OBJECTIVE
Copy out each line in the material below that has the word "bootstrap".

GIVEN DATA
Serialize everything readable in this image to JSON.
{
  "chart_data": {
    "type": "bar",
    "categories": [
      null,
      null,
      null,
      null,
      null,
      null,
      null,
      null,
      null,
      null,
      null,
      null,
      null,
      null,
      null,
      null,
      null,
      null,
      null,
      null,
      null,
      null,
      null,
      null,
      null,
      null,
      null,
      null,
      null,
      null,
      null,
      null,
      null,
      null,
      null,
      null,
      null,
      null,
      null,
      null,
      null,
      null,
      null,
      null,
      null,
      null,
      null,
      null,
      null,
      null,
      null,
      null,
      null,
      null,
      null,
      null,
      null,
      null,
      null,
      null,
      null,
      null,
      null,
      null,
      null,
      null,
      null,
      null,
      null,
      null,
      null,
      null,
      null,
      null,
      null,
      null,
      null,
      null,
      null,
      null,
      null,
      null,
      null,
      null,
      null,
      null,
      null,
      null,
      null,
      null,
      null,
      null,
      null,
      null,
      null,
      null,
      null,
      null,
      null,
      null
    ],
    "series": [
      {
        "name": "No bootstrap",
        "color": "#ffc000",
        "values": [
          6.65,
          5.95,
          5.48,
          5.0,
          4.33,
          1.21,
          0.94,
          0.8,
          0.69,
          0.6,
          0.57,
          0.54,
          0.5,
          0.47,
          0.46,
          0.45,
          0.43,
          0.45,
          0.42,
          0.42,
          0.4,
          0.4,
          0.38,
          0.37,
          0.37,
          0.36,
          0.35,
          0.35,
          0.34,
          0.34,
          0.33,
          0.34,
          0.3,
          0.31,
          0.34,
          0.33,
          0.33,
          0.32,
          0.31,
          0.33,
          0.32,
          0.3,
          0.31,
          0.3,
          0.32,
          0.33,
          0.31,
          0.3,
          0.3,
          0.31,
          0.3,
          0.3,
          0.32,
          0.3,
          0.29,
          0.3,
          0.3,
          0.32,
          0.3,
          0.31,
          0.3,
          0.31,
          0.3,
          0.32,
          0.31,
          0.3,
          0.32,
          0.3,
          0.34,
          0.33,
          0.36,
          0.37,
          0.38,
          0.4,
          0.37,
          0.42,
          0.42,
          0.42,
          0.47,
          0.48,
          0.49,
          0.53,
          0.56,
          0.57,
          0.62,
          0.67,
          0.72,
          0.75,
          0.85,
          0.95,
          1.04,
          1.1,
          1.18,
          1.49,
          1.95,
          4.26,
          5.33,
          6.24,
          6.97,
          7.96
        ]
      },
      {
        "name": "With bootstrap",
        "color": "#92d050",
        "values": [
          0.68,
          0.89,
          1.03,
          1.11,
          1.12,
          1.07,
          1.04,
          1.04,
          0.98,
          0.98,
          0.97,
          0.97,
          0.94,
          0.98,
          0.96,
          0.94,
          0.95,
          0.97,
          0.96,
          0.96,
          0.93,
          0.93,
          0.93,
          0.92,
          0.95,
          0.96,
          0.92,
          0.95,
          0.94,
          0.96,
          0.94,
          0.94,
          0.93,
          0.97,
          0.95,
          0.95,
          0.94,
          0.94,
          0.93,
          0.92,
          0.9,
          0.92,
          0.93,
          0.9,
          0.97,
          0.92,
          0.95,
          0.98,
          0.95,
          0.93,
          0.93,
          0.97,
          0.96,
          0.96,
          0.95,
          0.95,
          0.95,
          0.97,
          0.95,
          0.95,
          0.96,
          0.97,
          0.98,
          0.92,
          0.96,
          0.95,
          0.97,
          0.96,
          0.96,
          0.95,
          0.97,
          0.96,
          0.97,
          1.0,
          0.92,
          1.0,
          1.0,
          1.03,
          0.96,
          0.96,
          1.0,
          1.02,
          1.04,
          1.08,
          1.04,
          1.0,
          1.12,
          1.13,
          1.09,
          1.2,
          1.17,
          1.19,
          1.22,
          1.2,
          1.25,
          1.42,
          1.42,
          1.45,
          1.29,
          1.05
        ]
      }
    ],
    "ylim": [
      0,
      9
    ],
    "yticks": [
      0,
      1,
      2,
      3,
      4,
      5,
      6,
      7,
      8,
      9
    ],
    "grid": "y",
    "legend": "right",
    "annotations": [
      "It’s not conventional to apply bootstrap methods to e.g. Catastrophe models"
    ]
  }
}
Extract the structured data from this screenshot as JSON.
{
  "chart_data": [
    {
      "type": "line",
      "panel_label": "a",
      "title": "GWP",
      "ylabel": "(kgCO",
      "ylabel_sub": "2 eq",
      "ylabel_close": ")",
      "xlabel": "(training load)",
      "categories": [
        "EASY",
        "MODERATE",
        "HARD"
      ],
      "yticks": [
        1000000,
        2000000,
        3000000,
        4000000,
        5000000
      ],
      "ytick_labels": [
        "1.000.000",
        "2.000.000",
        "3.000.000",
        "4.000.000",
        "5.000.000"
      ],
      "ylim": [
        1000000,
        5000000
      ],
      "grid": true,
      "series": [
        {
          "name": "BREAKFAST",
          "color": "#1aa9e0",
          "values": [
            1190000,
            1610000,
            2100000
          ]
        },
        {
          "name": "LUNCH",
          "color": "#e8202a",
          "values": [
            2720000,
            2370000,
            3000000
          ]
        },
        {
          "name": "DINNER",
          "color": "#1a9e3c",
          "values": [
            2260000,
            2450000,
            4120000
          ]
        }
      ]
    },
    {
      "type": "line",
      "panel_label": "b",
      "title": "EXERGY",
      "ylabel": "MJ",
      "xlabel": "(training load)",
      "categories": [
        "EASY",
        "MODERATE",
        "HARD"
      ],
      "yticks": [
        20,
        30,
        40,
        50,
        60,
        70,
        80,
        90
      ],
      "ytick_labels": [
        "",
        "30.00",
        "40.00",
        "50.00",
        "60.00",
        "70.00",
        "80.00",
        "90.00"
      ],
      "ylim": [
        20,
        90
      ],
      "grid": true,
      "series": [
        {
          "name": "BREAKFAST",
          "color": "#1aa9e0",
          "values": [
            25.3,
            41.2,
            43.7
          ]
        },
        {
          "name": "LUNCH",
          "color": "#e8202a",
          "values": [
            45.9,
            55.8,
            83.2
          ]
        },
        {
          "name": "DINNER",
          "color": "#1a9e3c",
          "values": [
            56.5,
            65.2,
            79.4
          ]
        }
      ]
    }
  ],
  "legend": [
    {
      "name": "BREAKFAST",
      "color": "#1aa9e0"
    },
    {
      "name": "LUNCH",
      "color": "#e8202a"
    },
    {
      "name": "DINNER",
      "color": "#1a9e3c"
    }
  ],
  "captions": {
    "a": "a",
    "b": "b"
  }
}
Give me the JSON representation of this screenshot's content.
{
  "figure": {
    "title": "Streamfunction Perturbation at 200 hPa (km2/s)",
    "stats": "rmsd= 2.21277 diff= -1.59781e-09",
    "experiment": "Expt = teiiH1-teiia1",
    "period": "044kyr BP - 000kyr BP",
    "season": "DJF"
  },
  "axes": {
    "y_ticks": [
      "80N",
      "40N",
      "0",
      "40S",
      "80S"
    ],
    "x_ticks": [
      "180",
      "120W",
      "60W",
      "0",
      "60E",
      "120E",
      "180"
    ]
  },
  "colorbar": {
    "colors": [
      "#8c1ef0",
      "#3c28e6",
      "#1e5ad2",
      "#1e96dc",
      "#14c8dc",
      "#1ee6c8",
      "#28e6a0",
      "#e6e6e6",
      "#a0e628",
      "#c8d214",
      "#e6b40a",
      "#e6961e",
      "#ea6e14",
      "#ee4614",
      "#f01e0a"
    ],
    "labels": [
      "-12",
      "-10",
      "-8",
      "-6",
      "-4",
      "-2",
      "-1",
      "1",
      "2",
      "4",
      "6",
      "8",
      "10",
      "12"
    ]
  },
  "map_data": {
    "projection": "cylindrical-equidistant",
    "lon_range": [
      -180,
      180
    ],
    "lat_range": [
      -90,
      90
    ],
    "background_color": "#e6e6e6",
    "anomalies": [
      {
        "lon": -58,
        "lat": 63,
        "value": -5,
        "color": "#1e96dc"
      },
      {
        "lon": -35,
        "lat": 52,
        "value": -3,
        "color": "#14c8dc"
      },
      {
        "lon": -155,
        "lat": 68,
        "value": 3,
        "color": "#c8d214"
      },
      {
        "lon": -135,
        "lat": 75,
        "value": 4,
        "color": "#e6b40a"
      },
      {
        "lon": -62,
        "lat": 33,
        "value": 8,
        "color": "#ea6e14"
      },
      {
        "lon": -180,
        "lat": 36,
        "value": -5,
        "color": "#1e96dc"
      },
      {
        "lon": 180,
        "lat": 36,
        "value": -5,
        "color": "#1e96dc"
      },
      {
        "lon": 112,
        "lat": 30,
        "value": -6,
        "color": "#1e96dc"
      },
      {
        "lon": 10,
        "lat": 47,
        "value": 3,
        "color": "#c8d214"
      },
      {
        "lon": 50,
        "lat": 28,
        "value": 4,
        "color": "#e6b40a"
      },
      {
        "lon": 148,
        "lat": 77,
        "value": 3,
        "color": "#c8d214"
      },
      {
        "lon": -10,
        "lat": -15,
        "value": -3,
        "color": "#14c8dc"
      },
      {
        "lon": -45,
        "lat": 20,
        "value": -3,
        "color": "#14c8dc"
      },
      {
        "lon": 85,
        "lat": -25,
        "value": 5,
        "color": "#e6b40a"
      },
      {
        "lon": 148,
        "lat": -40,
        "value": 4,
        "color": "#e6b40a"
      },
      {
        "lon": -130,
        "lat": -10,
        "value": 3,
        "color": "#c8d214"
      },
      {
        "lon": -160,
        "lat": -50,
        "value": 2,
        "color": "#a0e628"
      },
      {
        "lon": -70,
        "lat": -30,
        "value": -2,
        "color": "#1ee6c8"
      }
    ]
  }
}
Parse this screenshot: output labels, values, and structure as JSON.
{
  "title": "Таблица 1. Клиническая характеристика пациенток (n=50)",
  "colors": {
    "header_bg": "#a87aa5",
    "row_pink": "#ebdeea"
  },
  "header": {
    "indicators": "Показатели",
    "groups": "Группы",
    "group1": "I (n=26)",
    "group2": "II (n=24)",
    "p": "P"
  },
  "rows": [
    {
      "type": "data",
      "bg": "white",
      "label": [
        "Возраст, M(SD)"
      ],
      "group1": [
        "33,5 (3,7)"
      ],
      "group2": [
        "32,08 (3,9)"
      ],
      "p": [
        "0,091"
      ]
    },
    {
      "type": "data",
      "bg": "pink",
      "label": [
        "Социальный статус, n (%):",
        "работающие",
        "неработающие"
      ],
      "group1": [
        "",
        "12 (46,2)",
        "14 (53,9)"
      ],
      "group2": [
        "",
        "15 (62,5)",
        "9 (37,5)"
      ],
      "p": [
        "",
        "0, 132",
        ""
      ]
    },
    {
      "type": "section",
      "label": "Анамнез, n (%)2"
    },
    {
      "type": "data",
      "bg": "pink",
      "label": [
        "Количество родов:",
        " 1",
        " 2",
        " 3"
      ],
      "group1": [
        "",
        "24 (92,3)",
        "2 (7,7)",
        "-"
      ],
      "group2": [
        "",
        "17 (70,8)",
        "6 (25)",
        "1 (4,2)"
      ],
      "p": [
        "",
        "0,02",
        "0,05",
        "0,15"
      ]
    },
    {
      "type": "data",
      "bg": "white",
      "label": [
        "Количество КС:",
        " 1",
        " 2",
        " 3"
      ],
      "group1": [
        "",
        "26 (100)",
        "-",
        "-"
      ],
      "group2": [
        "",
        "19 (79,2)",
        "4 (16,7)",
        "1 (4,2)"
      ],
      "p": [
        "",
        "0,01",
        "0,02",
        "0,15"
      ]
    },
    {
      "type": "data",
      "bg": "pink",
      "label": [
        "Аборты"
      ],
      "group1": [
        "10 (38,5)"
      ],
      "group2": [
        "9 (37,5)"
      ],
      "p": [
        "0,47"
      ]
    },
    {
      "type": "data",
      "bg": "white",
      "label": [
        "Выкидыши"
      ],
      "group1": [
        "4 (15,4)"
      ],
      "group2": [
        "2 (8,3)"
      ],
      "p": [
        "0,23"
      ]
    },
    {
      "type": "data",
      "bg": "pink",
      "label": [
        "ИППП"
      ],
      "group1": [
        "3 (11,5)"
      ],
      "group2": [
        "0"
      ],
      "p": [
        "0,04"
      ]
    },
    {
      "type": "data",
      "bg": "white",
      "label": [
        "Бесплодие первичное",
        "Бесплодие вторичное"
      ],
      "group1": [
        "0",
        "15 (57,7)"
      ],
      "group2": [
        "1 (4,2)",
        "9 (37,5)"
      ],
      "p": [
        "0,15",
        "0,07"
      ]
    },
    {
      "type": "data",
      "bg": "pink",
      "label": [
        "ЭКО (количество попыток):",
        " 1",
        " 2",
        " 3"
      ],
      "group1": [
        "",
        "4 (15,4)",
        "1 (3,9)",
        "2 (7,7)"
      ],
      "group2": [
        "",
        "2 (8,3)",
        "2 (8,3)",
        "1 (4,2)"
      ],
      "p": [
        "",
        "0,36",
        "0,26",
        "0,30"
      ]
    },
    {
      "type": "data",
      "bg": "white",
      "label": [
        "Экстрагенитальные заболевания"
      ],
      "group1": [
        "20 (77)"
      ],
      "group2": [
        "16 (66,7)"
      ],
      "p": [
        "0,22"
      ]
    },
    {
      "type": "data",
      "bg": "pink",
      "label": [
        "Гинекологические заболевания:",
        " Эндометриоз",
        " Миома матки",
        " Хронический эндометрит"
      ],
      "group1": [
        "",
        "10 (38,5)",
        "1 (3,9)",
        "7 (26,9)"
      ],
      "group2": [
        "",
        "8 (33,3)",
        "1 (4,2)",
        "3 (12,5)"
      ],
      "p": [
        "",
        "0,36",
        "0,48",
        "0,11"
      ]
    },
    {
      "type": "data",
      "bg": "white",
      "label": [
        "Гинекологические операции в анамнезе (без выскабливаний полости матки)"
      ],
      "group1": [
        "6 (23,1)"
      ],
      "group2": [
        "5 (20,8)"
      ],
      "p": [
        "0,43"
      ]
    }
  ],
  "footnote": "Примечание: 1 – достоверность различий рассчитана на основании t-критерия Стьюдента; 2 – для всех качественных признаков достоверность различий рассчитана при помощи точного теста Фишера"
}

THE OUTPUT
        "name": "No bootstrap",
        "name": "With bootstrap",
      "It’s not conventional to apply bootstrap methods to e.g. Catastrophe models"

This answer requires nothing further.